**What you need to do:** Output the full listing below exactly as it reads, and skip anything that is a picture.

[start Data lines]

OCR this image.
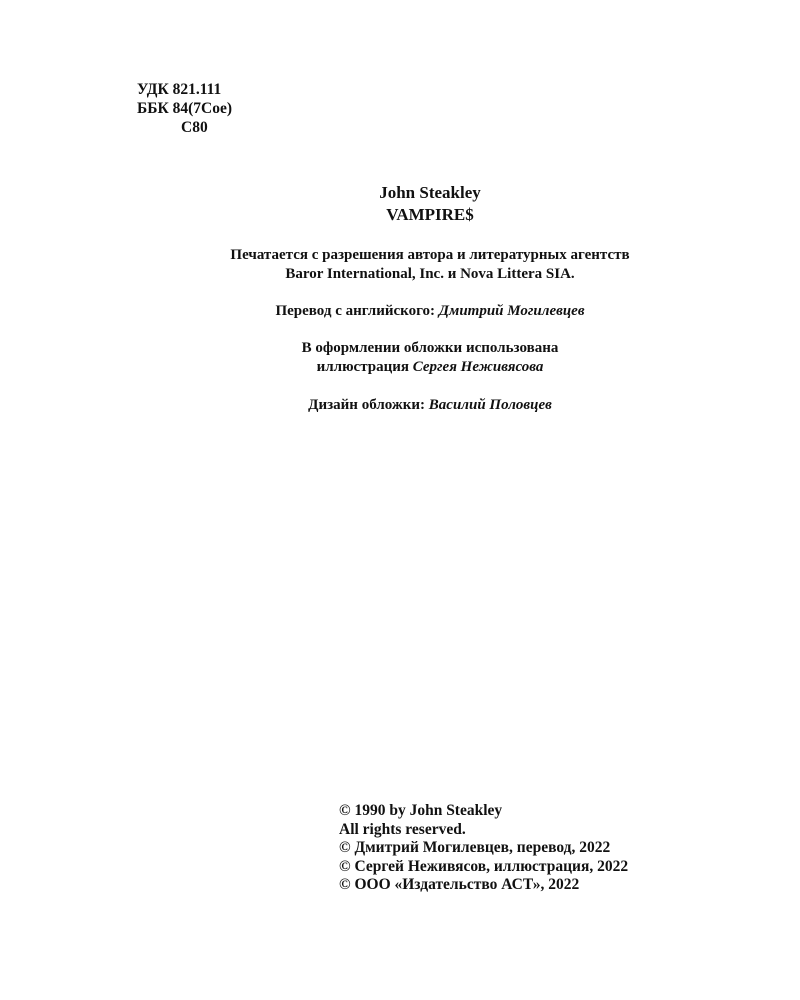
УДК 821.111
ББК 84(7Сое)
С80
John Steakley
VAMPIRE$
Печатается с разрешения автора и литературных агентств
Baror International, Inc. и Nova Littera SIA.
Перевод с английского: Дмитрий Могилевцев
В оформлении обложки использована
иллюстрация Сергея Неживясова
Дизайн обложки: Василий Половцев
© 1990 by John Steakley
All rights reserved.
© Дмитрий Могилевцев, перевод, 2022
© Сергей Неживясов, иллюстрация, 2022
© ООО «Издательство АСТ», 2022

[end Data lines]

**Task solution:**
OCR this image.
УДК 821.111
ББК 84(7Сое)
С80
John Steakley
VAMPIRE$
Печатается с разрешения автора и литературных агентств
Baror International, Inc. и Nova Littera SIA.
Перевод с английского: Дмитрий Могилевцев
В оформлении обложки использована
иллюстрация Сергея Неживясова
Дизайн обложки: Василий Половцев
© 1990 by John Steakley
All rights reserved.
© Дмитрий Могилевцев, перевод, 2022
© Сергей Неживясов, иллюстрация, 2022
© ООО «Издательство АСТ», 2022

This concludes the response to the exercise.